## BRIEF
Tally the lines of the listing that contain the string "病耳向上". Give the number and nothing else.

## DATA ROWS
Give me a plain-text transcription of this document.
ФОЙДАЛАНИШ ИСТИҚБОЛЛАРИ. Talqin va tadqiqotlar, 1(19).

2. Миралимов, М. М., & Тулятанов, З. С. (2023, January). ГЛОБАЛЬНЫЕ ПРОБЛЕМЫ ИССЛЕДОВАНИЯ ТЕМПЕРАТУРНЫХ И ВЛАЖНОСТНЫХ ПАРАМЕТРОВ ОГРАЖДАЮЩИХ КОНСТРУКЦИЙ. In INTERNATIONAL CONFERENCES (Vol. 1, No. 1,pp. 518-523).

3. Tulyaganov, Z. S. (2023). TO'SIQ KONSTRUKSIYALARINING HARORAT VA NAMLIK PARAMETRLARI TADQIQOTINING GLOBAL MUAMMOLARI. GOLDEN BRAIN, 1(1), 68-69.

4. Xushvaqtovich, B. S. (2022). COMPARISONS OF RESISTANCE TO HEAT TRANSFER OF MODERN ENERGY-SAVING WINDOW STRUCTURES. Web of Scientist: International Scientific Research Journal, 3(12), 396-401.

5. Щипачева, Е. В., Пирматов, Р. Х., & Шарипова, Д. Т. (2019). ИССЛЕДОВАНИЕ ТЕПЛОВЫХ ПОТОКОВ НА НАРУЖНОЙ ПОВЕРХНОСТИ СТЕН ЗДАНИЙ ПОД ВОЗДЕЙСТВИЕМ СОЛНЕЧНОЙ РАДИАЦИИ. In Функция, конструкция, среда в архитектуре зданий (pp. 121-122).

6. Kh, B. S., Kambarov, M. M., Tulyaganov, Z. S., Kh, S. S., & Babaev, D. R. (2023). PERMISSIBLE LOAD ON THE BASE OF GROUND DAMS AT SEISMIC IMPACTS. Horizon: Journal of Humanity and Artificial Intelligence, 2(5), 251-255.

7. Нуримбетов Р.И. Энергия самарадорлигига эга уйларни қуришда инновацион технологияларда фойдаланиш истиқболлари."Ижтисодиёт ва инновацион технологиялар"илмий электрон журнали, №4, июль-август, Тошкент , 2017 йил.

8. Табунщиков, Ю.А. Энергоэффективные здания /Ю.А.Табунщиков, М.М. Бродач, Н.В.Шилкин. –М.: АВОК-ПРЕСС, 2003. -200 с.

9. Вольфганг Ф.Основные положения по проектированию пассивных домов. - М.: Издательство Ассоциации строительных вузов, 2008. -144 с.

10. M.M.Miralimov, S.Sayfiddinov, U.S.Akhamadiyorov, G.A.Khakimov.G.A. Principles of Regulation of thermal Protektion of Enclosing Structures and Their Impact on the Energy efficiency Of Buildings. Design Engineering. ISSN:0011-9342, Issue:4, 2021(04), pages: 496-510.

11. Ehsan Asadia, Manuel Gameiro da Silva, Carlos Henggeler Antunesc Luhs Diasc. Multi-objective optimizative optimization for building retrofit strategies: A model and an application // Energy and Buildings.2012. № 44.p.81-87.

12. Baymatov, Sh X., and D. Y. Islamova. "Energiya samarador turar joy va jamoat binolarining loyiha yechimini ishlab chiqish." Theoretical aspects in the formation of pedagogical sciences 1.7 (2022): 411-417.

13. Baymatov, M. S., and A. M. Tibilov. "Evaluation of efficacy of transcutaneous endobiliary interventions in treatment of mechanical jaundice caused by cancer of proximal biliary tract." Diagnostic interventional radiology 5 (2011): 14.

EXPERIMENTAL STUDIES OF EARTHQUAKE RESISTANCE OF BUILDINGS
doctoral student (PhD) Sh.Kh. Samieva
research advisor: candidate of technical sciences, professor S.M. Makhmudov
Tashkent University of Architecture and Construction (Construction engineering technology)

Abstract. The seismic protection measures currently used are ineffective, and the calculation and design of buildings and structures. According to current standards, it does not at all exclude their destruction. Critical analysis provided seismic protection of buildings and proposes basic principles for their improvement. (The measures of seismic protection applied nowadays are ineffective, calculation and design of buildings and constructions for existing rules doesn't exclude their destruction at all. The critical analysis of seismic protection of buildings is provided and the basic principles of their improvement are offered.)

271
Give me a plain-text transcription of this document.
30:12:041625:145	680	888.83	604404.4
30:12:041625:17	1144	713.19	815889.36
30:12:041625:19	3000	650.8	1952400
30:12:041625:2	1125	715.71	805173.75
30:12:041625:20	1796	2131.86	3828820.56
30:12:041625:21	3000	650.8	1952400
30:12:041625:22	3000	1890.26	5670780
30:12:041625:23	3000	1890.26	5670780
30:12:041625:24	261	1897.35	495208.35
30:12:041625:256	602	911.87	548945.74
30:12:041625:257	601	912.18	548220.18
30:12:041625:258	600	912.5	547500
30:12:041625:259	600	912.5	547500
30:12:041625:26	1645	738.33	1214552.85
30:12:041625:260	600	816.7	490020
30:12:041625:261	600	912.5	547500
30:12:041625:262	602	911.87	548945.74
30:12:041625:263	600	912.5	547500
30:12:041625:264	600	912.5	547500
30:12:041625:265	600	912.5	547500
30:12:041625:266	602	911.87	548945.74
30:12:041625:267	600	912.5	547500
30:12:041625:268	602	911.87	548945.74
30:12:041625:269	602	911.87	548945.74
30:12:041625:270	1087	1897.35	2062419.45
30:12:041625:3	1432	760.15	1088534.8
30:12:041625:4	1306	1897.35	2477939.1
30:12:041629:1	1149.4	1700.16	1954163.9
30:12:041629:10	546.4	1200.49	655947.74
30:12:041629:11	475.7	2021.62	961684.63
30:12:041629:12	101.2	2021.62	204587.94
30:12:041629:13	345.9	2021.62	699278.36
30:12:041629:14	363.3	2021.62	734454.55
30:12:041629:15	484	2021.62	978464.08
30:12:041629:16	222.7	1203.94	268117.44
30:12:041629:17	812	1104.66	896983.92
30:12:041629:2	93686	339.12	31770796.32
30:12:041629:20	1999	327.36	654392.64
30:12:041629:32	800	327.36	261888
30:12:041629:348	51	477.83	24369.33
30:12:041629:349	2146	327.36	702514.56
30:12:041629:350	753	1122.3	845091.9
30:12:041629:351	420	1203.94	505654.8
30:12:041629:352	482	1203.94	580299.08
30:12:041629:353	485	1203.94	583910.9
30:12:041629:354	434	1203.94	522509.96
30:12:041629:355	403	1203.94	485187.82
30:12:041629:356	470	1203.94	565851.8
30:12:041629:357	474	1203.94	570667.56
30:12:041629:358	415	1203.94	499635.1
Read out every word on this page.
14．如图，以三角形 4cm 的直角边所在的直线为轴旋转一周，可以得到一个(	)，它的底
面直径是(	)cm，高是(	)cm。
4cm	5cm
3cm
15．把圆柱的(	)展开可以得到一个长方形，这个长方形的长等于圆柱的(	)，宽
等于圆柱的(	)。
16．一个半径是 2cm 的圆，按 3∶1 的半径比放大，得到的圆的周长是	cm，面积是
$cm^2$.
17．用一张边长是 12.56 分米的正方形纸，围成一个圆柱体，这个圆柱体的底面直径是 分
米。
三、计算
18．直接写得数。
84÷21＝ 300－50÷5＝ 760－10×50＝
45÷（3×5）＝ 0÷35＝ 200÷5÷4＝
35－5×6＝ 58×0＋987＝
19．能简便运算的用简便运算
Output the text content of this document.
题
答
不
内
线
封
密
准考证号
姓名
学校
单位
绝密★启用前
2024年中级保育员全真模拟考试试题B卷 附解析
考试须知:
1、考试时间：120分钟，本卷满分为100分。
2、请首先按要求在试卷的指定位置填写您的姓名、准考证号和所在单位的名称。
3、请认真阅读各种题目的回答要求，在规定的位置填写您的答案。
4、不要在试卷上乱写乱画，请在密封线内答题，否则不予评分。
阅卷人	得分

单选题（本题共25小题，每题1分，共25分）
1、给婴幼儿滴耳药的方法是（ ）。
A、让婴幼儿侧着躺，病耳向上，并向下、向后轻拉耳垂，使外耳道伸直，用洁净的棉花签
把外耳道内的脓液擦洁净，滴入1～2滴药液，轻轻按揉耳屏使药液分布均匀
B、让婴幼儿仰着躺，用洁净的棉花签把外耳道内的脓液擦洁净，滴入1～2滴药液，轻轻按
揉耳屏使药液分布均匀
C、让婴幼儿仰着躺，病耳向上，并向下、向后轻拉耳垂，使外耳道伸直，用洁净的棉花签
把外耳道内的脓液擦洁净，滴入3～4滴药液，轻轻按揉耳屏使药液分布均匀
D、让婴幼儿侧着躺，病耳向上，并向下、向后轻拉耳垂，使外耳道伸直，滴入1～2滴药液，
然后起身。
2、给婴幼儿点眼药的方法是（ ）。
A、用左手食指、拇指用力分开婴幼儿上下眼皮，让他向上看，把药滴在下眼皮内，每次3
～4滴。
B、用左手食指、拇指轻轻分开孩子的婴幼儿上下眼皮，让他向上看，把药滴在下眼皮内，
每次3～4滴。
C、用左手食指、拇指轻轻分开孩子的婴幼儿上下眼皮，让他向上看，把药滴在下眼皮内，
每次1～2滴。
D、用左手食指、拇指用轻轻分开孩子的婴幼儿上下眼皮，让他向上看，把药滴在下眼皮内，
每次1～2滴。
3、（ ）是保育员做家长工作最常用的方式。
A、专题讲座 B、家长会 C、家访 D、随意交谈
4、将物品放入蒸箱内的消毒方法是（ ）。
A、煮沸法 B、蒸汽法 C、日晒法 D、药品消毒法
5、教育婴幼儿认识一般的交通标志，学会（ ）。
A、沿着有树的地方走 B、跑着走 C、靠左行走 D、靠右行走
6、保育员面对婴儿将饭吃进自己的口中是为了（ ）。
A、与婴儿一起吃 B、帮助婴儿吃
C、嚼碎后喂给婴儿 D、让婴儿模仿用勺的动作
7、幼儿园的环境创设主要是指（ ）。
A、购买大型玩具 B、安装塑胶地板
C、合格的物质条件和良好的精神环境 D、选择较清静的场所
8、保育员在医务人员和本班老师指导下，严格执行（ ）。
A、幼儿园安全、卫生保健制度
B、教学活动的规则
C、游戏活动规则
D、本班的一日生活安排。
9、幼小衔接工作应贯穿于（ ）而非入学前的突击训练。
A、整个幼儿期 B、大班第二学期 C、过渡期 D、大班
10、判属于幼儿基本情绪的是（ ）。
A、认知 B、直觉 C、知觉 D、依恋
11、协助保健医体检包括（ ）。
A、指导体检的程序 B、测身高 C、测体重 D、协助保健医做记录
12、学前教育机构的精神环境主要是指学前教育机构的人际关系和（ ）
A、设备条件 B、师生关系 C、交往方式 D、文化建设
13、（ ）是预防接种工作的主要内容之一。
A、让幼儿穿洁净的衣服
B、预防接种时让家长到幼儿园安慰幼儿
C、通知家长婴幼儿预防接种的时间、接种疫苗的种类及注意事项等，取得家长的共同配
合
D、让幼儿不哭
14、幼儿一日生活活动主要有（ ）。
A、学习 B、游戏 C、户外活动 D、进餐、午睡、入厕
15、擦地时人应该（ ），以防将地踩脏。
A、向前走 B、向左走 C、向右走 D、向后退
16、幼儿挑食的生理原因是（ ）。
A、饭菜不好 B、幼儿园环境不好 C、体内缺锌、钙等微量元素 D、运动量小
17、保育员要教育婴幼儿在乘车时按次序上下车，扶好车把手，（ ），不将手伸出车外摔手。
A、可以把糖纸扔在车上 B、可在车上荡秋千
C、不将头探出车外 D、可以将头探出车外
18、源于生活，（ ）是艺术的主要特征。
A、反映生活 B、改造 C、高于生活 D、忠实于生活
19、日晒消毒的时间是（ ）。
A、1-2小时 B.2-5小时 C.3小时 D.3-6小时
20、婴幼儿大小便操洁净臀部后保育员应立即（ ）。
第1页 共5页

## EXERCISE RESULT
3